[Labeled region entries]
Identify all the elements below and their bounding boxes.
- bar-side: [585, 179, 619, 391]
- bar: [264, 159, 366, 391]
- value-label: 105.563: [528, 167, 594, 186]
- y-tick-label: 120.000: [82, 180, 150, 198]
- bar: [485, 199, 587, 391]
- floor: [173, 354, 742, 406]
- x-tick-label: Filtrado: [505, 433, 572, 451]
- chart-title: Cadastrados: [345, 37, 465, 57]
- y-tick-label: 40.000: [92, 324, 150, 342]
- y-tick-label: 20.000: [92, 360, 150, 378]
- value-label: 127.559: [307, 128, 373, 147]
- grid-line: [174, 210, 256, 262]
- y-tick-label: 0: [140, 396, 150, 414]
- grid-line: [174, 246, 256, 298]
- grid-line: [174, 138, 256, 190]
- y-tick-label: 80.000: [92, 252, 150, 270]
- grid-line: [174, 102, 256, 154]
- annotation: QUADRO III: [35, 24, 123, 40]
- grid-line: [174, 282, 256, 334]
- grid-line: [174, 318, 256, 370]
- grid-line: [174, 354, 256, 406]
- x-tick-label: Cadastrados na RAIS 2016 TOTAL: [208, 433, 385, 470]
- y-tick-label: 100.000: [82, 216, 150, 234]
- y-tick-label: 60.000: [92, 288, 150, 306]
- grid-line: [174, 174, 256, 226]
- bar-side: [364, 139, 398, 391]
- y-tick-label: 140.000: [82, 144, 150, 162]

---

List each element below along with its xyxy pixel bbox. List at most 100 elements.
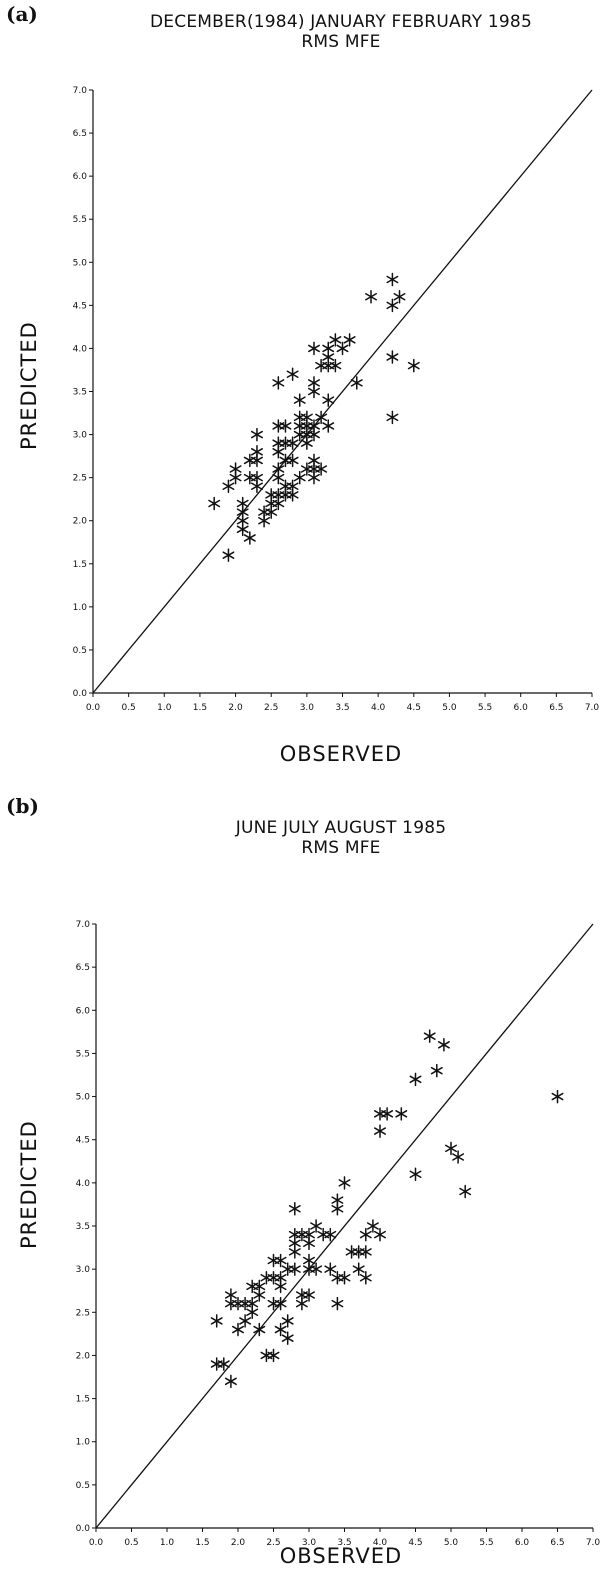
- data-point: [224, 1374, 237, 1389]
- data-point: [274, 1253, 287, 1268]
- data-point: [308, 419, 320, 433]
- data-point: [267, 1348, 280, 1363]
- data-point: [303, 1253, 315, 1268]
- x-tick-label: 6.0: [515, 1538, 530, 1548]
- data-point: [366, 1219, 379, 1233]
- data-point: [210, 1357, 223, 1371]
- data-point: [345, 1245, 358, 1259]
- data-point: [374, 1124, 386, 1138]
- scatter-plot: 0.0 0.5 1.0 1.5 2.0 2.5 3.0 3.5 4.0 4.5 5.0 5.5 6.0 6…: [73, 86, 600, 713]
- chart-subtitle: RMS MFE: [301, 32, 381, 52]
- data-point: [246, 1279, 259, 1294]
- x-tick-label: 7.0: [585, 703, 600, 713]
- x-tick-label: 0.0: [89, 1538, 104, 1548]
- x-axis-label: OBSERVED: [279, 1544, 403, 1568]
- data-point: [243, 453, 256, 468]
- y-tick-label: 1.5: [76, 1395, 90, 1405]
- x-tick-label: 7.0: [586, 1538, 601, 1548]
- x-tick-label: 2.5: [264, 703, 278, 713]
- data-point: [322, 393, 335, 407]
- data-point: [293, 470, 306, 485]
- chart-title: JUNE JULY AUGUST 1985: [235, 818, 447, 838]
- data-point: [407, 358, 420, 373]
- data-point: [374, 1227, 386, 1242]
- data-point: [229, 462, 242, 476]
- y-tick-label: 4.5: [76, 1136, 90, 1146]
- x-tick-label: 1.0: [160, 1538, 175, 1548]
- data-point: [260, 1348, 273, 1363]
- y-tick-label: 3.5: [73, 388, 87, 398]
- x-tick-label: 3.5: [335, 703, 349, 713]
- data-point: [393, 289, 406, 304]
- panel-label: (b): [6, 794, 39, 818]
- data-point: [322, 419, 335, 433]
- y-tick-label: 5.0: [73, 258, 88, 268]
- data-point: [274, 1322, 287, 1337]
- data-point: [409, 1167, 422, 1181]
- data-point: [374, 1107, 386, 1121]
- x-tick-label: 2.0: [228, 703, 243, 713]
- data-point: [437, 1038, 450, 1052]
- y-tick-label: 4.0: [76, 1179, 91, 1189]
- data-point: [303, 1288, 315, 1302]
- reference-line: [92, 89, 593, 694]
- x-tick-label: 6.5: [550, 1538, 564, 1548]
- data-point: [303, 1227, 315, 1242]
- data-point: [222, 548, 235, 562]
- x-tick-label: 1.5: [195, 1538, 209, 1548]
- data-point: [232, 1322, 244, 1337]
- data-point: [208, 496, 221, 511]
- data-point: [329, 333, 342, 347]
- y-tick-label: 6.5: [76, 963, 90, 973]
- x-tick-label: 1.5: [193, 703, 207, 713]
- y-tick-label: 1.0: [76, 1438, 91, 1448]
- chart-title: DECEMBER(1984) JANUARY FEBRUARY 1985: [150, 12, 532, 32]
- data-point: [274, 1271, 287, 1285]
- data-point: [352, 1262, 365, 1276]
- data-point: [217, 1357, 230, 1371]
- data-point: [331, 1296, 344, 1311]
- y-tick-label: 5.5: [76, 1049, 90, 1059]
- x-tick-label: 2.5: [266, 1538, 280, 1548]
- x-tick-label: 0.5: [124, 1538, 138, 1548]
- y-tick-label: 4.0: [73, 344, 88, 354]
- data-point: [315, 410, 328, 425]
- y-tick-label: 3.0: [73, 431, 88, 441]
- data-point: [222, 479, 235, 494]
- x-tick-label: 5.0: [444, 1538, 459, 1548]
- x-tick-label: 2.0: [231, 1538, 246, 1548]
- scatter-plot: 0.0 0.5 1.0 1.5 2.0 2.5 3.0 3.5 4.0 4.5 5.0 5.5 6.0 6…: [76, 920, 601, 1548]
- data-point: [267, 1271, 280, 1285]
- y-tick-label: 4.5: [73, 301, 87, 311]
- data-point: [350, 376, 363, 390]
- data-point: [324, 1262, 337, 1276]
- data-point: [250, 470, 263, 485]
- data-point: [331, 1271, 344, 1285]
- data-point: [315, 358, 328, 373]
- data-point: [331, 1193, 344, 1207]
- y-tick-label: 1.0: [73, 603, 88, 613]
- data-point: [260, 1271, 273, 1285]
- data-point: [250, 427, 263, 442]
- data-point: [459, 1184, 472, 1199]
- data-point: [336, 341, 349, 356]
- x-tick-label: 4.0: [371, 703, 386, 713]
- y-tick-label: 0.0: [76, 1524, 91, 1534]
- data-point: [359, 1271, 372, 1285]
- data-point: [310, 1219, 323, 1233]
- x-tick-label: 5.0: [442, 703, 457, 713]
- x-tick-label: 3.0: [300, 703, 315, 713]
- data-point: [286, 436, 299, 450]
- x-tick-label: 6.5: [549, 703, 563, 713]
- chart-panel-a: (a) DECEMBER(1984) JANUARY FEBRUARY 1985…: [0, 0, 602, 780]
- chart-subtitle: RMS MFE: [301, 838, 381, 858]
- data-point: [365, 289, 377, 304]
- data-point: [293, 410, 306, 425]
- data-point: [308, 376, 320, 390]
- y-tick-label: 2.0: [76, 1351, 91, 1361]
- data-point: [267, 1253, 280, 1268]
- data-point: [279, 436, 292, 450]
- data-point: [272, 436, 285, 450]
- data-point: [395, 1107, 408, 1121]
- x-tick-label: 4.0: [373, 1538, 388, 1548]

Work to do =>
Reproduce verbatim the lines from the one containing "- data-point: [224, 1374, 237, 1389]" through the one containing "- data-point: [366, 1219, 379, 1233]", including both of those lines.

Solution for this problem =>
- data-point: [224, 1374, 237, 1389]
- data-point: [274, 1253, 287, 1268]
- data-point: [308, 419, 320, 433]
- data-point: [267, 1348, 280, 1363]
- data-point: [303, 1253, 315, 1268]
- x-tick-label: 6.0: [515, 1538, 530, 1548]
- data-point: [366, 1219, 379, 1233]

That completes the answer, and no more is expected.